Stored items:

_ _ _ _

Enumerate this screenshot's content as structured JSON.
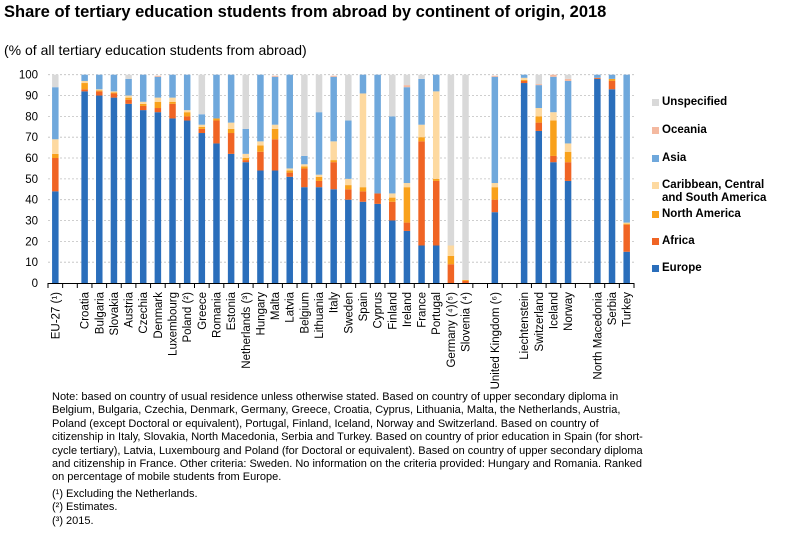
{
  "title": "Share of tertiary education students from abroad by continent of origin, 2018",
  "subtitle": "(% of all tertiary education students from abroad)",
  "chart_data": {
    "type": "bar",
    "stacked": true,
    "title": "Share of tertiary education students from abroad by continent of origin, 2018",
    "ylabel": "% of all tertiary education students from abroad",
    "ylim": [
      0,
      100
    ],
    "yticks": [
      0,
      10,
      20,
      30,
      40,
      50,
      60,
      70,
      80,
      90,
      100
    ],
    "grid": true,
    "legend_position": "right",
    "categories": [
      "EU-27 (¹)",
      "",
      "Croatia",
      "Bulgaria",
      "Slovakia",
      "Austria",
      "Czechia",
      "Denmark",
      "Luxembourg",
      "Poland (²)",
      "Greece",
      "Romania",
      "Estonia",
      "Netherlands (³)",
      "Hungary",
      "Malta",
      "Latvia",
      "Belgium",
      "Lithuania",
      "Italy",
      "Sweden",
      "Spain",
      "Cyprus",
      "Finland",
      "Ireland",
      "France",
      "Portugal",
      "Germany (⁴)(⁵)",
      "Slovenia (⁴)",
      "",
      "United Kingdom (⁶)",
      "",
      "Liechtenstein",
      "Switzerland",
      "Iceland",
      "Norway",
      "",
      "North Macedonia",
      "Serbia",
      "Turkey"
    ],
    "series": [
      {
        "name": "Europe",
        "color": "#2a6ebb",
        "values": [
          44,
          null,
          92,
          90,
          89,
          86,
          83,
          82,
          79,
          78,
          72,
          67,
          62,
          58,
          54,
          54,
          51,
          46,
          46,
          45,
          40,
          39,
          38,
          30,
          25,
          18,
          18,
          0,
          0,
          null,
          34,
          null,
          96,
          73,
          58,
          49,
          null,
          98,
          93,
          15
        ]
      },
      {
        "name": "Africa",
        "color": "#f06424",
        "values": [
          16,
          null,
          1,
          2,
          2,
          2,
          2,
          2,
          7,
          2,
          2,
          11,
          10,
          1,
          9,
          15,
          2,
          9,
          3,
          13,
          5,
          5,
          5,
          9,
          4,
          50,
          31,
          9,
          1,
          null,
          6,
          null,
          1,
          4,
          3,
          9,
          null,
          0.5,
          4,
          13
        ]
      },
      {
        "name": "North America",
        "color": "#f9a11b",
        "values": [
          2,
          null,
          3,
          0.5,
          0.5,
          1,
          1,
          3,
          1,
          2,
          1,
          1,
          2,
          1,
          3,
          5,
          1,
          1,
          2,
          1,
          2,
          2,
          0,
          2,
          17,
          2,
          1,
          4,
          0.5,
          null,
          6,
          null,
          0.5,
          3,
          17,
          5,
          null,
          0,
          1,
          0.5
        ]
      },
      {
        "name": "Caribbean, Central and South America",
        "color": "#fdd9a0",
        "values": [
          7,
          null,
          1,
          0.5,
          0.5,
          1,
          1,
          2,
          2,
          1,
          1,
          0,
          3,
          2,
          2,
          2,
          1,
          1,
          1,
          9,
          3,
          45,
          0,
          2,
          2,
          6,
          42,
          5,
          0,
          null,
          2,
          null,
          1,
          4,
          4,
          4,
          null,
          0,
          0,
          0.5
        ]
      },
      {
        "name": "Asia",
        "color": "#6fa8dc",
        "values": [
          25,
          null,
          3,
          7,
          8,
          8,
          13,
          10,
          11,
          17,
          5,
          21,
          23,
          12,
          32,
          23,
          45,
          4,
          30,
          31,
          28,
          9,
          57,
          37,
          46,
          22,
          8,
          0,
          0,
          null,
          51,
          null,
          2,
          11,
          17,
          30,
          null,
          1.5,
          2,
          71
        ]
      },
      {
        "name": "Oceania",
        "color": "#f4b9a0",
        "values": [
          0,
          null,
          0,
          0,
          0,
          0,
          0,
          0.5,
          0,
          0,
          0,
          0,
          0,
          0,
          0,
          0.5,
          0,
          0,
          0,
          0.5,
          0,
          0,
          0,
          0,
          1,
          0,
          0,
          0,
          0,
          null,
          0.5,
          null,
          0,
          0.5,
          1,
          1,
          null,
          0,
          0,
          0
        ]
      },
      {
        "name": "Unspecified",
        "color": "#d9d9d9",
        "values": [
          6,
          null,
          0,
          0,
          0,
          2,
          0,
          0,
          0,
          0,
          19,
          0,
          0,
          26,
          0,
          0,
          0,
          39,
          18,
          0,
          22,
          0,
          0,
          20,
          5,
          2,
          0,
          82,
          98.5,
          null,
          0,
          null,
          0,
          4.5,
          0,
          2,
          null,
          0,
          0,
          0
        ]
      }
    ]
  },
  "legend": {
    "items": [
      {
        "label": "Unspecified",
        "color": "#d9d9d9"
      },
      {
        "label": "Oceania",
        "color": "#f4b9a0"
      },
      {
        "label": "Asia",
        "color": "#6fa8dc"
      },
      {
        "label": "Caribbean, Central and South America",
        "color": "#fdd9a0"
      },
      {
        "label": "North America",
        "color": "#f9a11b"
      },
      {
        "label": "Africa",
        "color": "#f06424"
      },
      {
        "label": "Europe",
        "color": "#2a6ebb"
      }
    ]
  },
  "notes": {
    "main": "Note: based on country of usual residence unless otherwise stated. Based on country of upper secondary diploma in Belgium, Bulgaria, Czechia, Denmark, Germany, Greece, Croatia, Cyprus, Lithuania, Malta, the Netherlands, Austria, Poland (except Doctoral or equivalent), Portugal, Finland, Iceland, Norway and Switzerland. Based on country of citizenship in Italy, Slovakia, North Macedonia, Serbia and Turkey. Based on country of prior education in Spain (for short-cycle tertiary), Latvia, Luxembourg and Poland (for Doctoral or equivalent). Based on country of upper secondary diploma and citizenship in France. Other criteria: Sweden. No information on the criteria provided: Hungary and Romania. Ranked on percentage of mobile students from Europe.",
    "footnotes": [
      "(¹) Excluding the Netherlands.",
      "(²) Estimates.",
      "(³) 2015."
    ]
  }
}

_ _ _ _

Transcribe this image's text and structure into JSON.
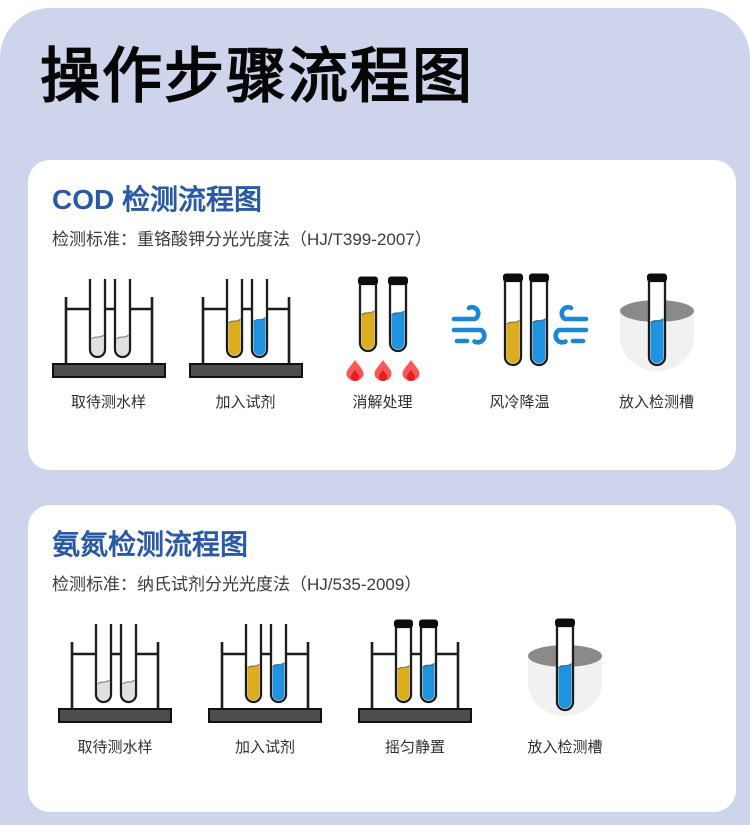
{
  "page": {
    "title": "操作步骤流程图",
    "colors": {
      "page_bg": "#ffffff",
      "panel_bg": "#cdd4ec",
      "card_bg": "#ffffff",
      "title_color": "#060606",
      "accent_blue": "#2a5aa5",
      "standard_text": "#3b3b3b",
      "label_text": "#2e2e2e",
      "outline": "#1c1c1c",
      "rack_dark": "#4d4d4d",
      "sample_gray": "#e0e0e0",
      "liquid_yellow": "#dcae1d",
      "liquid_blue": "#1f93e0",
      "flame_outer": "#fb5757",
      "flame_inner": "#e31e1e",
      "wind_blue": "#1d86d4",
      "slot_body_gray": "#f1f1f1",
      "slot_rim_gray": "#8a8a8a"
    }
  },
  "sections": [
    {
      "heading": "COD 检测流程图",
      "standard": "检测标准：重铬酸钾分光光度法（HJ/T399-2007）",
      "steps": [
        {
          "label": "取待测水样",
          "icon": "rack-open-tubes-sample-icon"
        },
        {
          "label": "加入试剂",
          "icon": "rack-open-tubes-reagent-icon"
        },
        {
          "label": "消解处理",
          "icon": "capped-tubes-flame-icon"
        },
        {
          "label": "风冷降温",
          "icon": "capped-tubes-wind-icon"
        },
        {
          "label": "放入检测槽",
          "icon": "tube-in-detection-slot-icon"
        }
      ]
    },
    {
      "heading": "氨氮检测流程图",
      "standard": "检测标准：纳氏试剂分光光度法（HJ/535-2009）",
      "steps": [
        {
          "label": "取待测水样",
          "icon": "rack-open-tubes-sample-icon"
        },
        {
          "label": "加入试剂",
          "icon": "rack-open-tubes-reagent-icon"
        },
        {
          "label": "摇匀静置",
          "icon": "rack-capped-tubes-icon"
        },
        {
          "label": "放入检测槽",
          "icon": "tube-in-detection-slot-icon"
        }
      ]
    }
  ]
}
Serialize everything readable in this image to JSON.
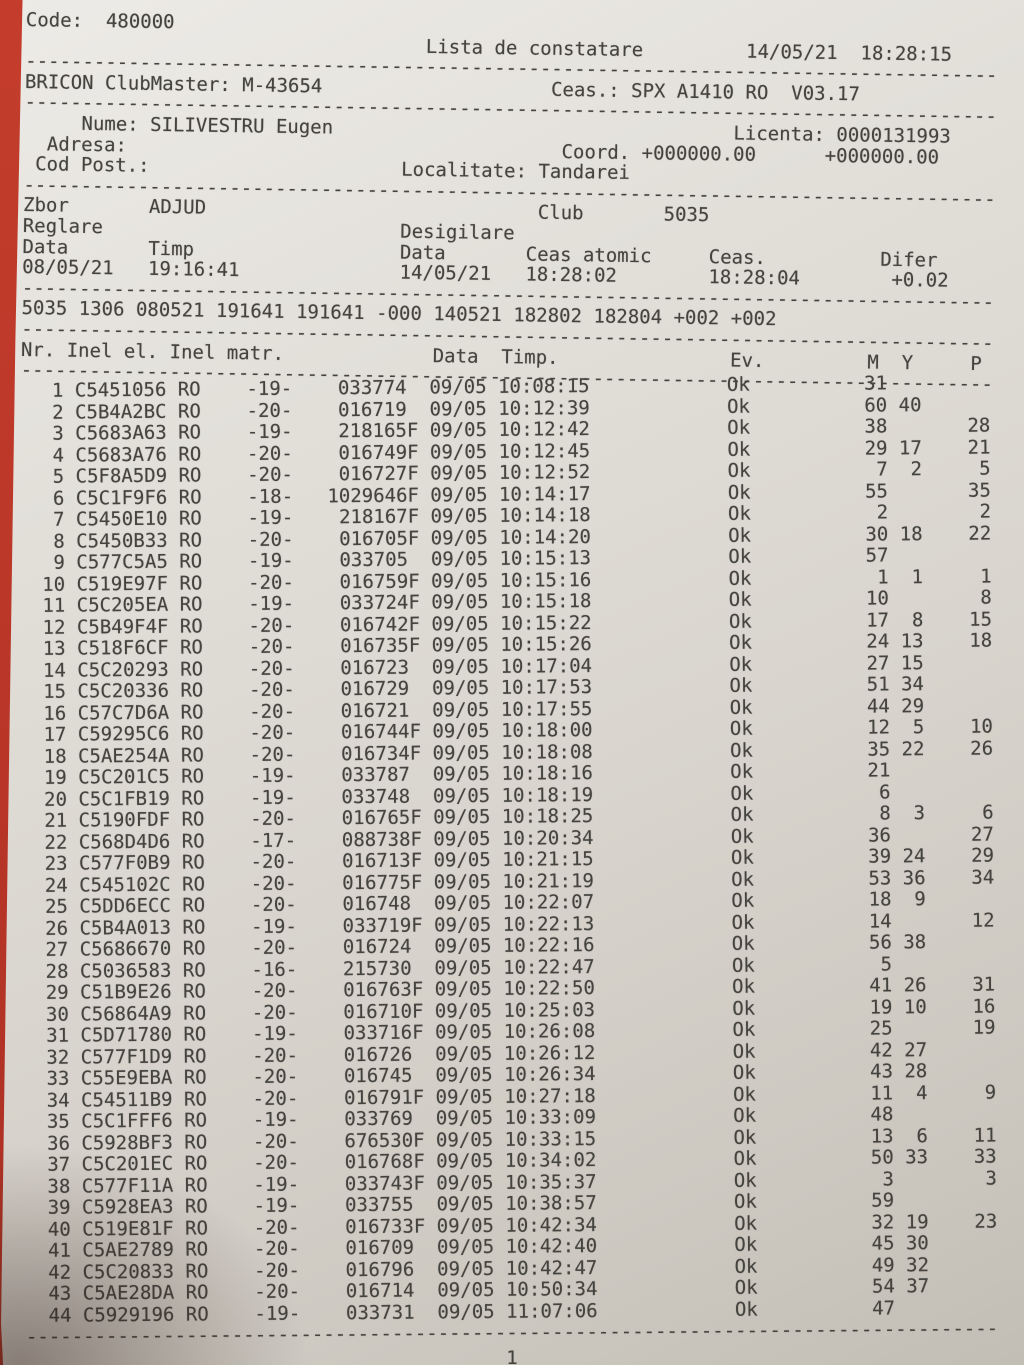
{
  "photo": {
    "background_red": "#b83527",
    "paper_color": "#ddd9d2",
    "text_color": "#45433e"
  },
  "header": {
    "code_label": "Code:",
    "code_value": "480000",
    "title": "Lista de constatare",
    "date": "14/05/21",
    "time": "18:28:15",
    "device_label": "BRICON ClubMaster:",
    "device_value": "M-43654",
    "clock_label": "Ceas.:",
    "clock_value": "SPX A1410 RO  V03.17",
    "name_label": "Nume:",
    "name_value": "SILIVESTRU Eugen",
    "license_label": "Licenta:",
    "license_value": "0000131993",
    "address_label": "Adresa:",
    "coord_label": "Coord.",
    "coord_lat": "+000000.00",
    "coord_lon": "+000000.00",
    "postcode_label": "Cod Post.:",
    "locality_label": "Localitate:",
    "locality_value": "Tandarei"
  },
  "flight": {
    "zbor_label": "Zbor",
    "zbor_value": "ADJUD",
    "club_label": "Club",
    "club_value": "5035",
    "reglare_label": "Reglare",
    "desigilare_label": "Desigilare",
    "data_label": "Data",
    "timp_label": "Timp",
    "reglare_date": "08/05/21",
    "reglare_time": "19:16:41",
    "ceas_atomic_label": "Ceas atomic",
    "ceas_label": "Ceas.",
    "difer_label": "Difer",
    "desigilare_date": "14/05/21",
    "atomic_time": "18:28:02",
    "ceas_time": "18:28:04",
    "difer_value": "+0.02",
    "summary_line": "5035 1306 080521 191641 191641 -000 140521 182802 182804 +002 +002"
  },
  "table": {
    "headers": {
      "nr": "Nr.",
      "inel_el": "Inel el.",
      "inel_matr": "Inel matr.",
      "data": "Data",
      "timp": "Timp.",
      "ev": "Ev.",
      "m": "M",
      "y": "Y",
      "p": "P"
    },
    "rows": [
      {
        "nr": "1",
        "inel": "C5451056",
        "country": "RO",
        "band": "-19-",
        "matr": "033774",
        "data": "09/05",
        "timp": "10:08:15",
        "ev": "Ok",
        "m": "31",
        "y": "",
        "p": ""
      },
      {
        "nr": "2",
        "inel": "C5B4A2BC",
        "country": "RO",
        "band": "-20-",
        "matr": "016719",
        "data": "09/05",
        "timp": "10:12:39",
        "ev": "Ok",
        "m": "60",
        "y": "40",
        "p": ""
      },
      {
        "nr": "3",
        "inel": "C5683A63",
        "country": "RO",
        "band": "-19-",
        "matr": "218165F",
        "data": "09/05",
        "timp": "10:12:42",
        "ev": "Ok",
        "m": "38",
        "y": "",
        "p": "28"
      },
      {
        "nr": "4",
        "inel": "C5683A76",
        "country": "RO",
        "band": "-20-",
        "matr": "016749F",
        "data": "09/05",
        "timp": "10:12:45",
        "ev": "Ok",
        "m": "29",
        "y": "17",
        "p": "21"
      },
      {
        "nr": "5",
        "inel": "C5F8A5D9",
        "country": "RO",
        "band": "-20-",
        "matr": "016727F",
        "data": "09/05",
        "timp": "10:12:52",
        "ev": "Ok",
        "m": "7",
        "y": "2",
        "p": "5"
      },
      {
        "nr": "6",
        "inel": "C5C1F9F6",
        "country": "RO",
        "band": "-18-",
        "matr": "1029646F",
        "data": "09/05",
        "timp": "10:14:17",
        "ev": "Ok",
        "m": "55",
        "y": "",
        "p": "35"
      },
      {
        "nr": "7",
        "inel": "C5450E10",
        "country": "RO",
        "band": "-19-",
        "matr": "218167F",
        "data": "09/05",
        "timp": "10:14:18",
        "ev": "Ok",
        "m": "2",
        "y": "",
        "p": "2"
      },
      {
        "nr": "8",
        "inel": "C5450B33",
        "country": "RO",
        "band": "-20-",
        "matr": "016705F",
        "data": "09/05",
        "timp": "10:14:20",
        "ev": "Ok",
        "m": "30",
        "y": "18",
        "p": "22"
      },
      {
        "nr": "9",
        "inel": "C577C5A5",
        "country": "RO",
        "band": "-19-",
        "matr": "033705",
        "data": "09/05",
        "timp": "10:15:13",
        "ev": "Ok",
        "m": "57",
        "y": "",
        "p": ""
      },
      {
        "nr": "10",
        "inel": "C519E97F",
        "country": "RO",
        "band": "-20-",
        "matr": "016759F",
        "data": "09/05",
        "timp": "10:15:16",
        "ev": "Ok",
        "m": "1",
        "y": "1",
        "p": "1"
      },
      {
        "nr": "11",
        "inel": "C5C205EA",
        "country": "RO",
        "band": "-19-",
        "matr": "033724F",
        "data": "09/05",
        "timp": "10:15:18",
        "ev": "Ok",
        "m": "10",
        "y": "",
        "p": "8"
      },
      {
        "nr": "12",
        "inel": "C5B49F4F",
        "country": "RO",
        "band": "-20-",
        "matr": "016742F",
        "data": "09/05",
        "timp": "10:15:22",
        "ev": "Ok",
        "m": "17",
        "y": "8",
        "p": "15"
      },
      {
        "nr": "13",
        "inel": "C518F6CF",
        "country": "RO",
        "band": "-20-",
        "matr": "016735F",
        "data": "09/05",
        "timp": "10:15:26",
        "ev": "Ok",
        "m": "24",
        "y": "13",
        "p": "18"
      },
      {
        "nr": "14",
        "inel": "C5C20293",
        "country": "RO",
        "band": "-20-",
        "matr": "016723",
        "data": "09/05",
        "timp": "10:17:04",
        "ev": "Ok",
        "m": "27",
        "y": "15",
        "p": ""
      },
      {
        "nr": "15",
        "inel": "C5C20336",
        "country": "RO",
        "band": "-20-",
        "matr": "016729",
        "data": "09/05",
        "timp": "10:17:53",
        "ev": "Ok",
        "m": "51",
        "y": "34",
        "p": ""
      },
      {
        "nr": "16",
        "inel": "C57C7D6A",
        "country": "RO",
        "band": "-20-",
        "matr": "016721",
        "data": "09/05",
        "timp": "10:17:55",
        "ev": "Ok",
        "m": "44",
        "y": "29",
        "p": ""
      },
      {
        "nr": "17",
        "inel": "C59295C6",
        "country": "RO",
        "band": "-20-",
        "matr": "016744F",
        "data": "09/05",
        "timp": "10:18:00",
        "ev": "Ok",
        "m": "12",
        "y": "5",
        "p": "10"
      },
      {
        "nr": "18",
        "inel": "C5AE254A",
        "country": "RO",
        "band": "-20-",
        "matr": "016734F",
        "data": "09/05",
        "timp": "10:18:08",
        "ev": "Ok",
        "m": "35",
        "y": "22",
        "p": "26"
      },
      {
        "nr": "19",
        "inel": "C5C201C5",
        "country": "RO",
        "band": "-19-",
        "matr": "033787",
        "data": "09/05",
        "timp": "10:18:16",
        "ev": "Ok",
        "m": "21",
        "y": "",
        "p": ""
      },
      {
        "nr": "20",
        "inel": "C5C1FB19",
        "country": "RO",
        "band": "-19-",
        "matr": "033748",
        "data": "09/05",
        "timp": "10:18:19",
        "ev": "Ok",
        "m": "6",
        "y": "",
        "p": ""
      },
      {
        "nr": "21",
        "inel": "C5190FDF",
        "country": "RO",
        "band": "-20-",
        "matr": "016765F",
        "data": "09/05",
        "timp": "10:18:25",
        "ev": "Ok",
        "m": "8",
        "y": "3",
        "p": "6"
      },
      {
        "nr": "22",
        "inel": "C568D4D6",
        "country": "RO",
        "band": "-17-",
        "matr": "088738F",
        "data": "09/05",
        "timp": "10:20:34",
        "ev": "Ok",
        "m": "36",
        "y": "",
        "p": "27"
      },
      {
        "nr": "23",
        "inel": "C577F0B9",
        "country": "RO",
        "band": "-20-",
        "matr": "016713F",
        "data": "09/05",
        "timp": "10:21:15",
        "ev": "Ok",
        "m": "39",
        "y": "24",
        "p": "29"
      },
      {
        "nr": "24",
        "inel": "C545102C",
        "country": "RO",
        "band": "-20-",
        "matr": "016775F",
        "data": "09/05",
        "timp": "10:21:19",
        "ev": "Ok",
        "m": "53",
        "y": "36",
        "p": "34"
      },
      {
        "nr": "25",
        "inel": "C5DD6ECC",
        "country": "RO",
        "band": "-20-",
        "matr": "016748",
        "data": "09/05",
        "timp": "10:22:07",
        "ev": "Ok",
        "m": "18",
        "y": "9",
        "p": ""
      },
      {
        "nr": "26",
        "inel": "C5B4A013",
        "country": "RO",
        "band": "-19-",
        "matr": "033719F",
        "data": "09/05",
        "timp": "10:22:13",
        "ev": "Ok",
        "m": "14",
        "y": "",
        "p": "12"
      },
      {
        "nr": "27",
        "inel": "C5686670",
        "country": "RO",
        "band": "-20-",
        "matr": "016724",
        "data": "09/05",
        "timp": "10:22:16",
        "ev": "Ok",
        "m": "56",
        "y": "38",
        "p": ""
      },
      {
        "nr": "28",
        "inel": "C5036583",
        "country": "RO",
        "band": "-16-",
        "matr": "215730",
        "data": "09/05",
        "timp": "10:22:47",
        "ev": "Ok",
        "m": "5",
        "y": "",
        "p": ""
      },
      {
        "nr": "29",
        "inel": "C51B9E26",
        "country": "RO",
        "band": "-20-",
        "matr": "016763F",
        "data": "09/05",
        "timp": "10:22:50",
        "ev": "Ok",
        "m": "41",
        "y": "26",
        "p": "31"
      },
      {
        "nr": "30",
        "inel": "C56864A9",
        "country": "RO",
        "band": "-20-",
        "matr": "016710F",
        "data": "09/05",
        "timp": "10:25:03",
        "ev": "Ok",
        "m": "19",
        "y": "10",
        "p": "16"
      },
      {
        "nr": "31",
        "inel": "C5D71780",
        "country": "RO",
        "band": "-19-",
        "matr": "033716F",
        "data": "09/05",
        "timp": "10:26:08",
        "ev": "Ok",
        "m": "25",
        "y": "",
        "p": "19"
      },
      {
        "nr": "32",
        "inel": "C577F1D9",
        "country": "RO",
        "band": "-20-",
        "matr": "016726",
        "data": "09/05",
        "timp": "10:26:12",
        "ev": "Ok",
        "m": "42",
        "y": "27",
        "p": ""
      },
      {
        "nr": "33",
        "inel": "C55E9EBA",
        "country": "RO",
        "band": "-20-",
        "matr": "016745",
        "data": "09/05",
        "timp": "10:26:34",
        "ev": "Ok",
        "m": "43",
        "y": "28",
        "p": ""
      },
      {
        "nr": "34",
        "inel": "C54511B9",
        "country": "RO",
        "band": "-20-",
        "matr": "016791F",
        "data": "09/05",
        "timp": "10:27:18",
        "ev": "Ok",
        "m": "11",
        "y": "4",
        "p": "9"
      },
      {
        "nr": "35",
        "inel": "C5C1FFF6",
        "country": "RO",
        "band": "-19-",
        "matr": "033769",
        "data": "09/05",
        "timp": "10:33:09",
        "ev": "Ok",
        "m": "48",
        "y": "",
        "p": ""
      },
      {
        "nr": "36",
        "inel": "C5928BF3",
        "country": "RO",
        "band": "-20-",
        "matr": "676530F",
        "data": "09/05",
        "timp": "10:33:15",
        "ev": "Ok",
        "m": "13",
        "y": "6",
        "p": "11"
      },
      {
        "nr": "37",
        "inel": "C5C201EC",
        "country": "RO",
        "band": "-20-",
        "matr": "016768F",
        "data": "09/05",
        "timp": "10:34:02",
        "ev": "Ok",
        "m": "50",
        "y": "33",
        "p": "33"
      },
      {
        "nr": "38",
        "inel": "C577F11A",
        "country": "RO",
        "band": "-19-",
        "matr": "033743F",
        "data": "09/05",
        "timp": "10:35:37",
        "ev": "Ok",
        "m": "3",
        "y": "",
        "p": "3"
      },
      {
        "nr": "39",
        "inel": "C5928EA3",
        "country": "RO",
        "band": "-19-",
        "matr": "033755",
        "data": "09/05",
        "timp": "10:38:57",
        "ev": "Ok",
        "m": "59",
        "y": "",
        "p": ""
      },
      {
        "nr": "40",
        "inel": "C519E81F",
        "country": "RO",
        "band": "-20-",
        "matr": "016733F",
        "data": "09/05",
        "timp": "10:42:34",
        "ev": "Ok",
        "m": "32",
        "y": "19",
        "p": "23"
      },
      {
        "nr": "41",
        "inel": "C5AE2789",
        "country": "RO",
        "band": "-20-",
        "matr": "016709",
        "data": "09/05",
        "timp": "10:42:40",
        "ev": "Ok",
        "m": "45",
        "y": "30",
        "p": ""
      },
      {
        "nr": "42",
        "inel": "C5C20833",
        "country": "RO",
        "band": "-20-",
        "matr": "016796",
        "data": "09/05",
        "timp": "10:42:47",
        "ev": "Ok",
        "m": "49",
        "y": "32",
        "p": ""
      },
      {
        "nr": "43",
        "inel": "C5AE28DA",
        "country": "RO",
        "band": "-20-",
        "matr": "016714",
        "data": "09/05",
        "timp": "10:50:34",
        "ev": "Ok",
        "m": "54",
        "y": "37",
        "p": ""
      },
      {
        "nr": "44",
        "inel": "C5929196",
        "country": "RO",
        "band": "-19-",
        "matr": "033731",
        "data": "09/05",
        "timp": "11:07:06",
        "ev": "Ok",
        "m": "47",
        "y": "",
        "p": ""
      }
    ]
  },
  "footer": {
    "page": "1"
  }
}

_ _ _ _

Determine how many of the lines above hold the word "this", and output that number by itself.

3